Directions -> Pictures in the records should not be copied, but every other part must be repeated exactly.

Extracted entries ->
>>>>>
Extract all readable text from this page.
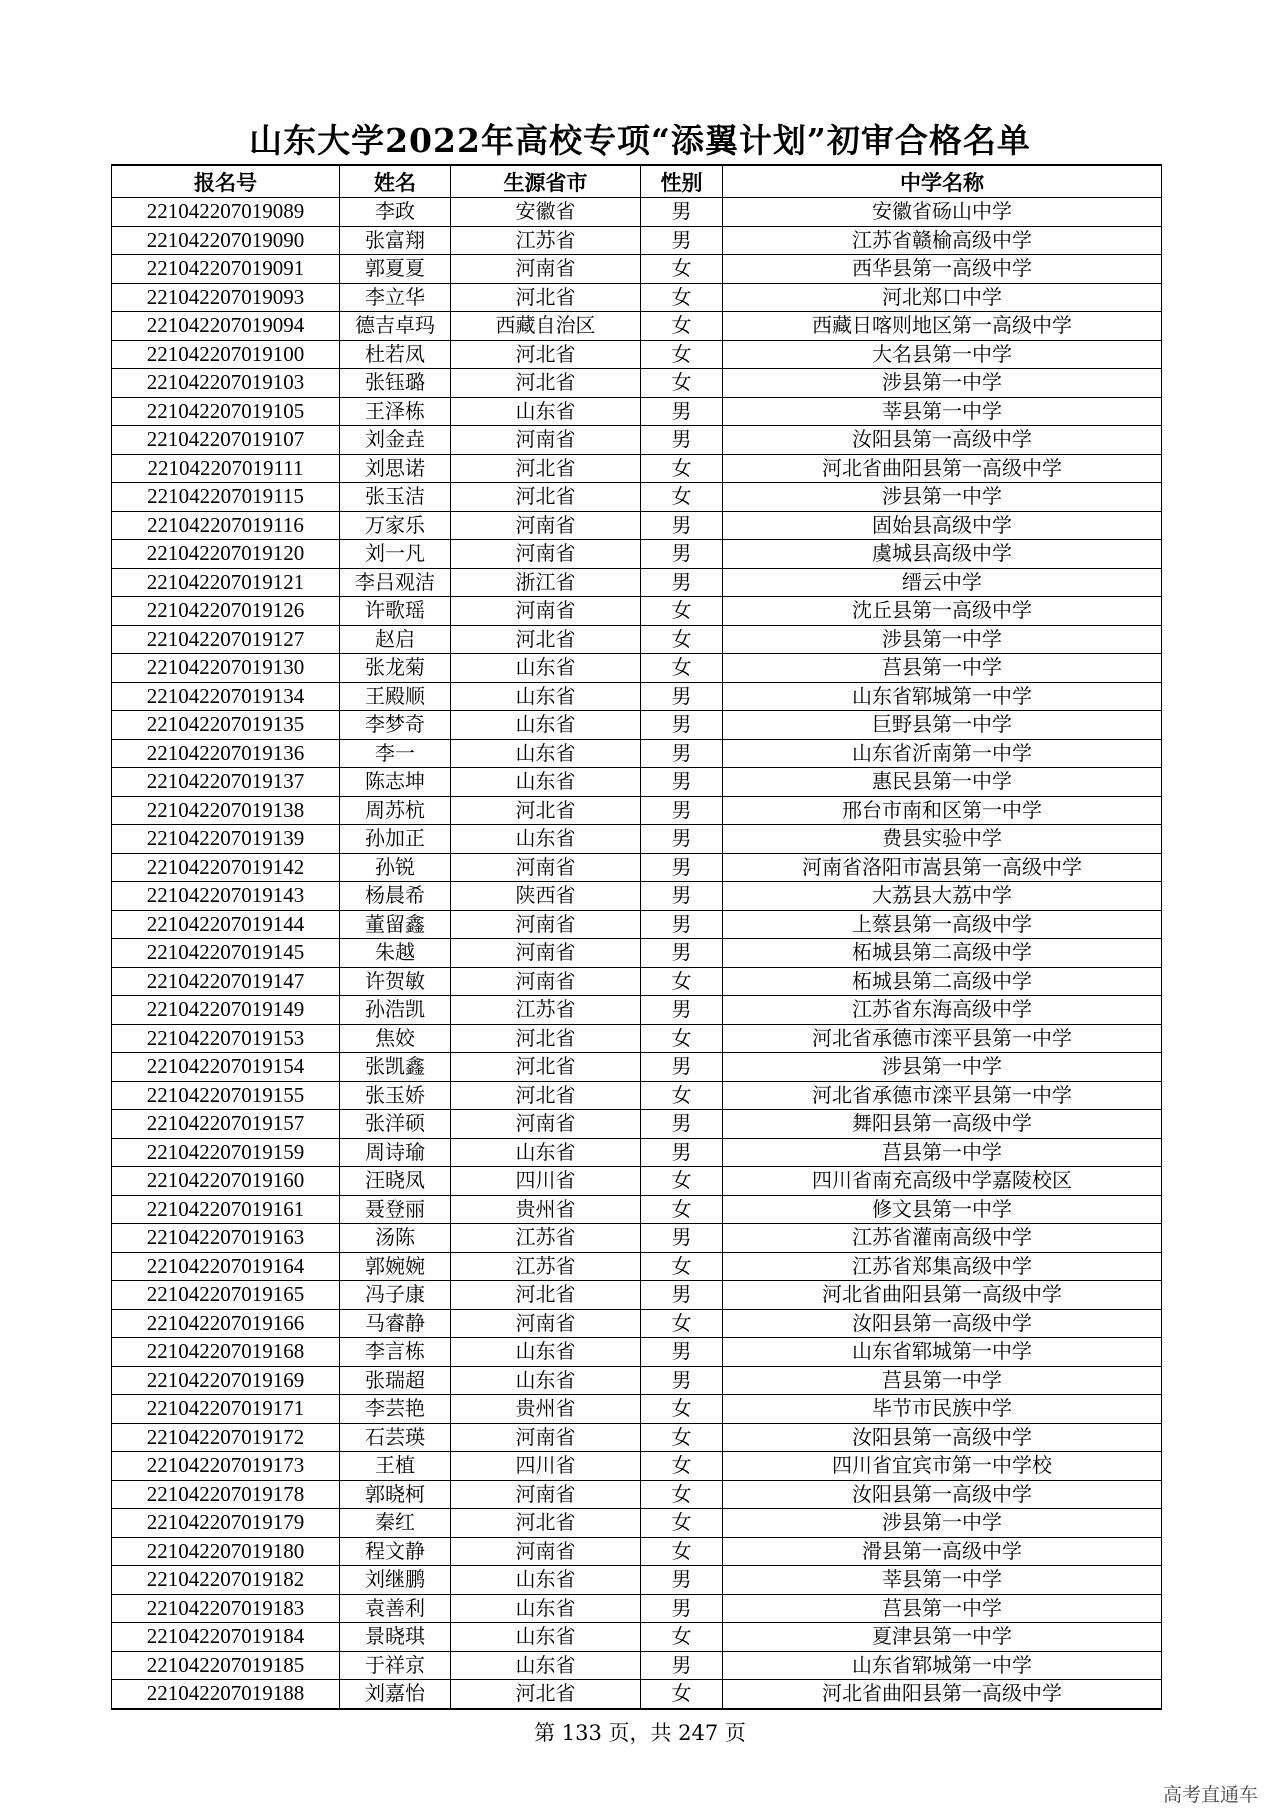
山东大学2022年高校专项“添翼计划”初审合格名单
报名号	姓名	生源省市	性别	中学名称
221042207019089	李政	安徽省	男	安徽省砀山中学
221042207019090	张富翔	江苏省	男	江苏省赣榆高级中学
221042207019091	郭夏夏	河南省	女	西华县第一高级中学
221042207019093	李立华	河北省	女	河北郑口中学
221042207019094	德吉卓玛	西藏自治区	女	西藏日喀则地区第一高级中学
221042207019100	杜若凤	河北省	女	大名县第一中学
221042207019103	张钰璐	河北省	女	涉县第一中学
221042207019105	王泽栋	山东省	男	莘县第一中学
221042207019107	刘金垚	河南省	男	汝阳县第一高级中学
221042207019111	刘思诺	河北省	女	河北省曲阳县第一高级中学
221042207019115	张玉洁	河北省	女	涉县第一中学
221042207019116	万家乐	河南省	男	固始县高级中学
221042207019120	刘一凡	河南省	男	虞城县高级中学
221042207019121	李吕观洁	浙江省	男	缙云中学
221042207019126	许歌瑶	河南省	女	沈丘县第一高级中学
221042207019127	赵启	河北省	女	涉县第一中学
221042207019130	张龙菊	山东省	女	莒县第一中学
221042207019134	王殿顺	山东省	男	山东省郓城第一中学
221042207019135	李梦奇	山东省	男	巨野县第一中学
221042207019136	李一	山东省	男	山东省沂南第一中学
221042207019137	陈志坤	山东省	男	惠民县第一中学
221042207019138	周苏杭	河北省	男	邢台市南和区第一中学
221042207019139	孙加正	山东省	男	费县实验中学
221042207019142	孙锐	河南省	男	河南省洛阳市嵩县第一高级中学
221042207019143	杨晨希	陕西省	男	大荔县大荔中学
221042207019144	董留鑫	河南省	男	上蔡县第一高级中学
221042207019145	朱越	河南省	男	柘城县第二高级中学
221042207019147	许贺敏	河南省	女	柘城县第二高级中学
221042207019149	孙浩凯	江苏省	男	江苏省东海高级中学
221042207019153	焦姣	河北省	女	河北省承德市滦平县第一中学
221042207019154	张凯鑫	河北省	男	涉县第一中学
221042207019155	张玉娇	河北省	女	河北省承德市滦平县第一中学
221042207019157	张洋硕	河南省	男	舞阳县第一高级中学
221042207019159	周诗瑜	山东省	男	莒县第一中学
221042207019160	汪晓凤	四川省	女	四川省南充高级中学嘉陵校区
221042207019161	聂登丽	贵州省	女	修文县第一中学
221042207019163	汤陈	江苏省	男	江苏省灌南高级中学
221042207019164	郭婉婉	江苏省	女	江苏省郑集高级中学
221042207019165	冯子康	河北省	男	河北省曲阳县第一高级中学
221042207019166	马睿静	河南省	女	汝阳县第一高级中学
221042207019168	李言栋	山东省	男	山东省郓城第一中学
221042207019169	张瑞超	山东省	男	莒县第一中学
221042207019171	李芸艳	贵州省	女	毕节市民族中学
221042207019172	石芸瑛	河南省	女	汝阳县第一高级中学
221042207019173	王植	四川省	女	四川省宜宾市第一中学校
221042207019178	郭晓柯	河南省	女	汝阳县第一高级中学
221042207019179	秦红	河北省	女	涉县第一中学
221042207019180	程文静	河南省	女	滑县第一高级中学
221042207019182	刘继鹏	山东省	男	莘县第一中学
221042207019183	袁善利	山东省	男	莒县第一中学
221042207019184	景晓琪	山东省	女	夏津县第一中学
221042207019185	于祥京	山东省	男	山东省郓城第一中学
221042207019188	刘嘉怡	河北省	女	河北省曲阳县第一高级中学
第 133 页，共 247 页
高考直通车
<<<<<
Task solution ->
Extract all readable text from this page.
山东大学2022年高校专项“添翼计划”初审合格名单
报名号	姓名	生源省市	性别	中学名称
221042207019089	李政	安徽省	男	安徽省砀山中学
221042207019090	张富翔	江苏省	男	江苏省赣榆高级中学
221042207019091	郭夏夏	河南省	女	西华县第一高级中学
221042207019093	李立华	河北省	女	河北郑口中学
221042207019094	德吉卓玛	西藏自治区	女	西藏日喀则地区第一高级中学
221042207019100	杜若凤	河北省	女	大名县第一中学
221042207019103	张钰璐	河北省	女	涉县第一中学
221042207019105	王泽栋	山东省	男	莘县第一中学
221042207019107	刘金垚	河南省	男	汝阳县第一高级中学
221042207019111	刘思诺	河北省	女	河北省曲阳县第一高级中学
221042207019115	张玉洁	河北省	女	涉县第一中学
221042207019116	万家乐	河南省	男	固始县高级中学
221042207019120	刘一凡	河南省	男	虞城县高级中学
221042207019121	李吕观洁	浙江省	男	缙云中学
221042207019126	许歌瑶	河南省	女	沈丘县第一高级中学
221042207019127	赵启	河北省	女	涉县第一中学
221042207019130	张龙菊	山东省	女	莒县第一中学
221042207019134	王殿顺	山东省	男	山东省郓城第一中学
221042207019135	李梦奇	山东省	男	巨野县第一中学
221042207019136	李一	山东省	男	山东省沂南第一中学
221042207019137	陈志坤	山东省	男	惠民县第一中学
221042207019138	周苏杭	河北省	男	邢台市南和区第一中学
221042207019139	孙加正	山东省	男	费县实验中学
221042207019142	孙锐	河南省	男	河南省洛阳市嵩县第一高级中学
221042207019143	杨晨希	陕西省	男	大荔县大荔中学
221042207019144	董留鑫	河南省	男	上蔡县第一高级中学
221042207019145	朱越	河南省	男	柘城县第二高级中学
221042207019147	许贺敏	河南省	女	柘城县第二高级中学
221042207019149	孙浩凯	江苏省	男	江苏省东海高级中学
221042207019153	焦姣	河北省	女	河北省承德市滦平县第一中学
221042207019154	张凯鑫	河北省	男	涉县第一中学
221042207019155	张玉娇	河北省	女	河北省承德市滦平县第一中学
221042207019157	张洋硕	河南省	男	舞阳县第一高级中学
221042207019159	周诗瑜	山东省	男	莒县第一中学
221042207019160	汪晓凤	四川省	女	四川省南充高级中学嘉陵校区
221042207019161	聂登丽	贵州省	女	修文县第一中学
221042207019163	汤陈	江苏省	男	江苏省灌南高级中学
221042207019164	郭婉婉	江苏省	女	江苏省郑集高级中学
221042207019165	冯子康	河北省	男	河北省曲阳县第一高级中学
221042207019166	马睿静	河南省	女	汝阳县第一高级中学
221042207019168	李言栋	山东省	男	山东省郓城第一中学
221042207019169	张瑞超	山东省	男	莒县第一中学
221042207019171	李芸艳	贵州省	女	毕节市民族中学
221042207019172	石芸瑛	河南省	女	汝阳县第一高级中学
221042207019173	王植	四川省	女	四川省宜宾市第一中学校
221042207019178	郭晓柯	河南省	女	汝阳县第一高级中学
221042207019179	秦红	河北省	女	涉县第一中学
221042207019180	程文静	河南省	女	滑县第一高级中学
221042207019182	刘继鹏	山东省	男	莘县第一中学
221042207019183	袁善利	山东省	男	莒县第一中学
221042207019184	景晓琪	山东省	女	夏津县第一中学
221042207019185	于祥京	山东省	男	山东省郓城第一中学
221042207019188	刘嘉怡	河北省	女	河北省曲阳县第一高级中学
第 133 页，共 247 页
高考直通车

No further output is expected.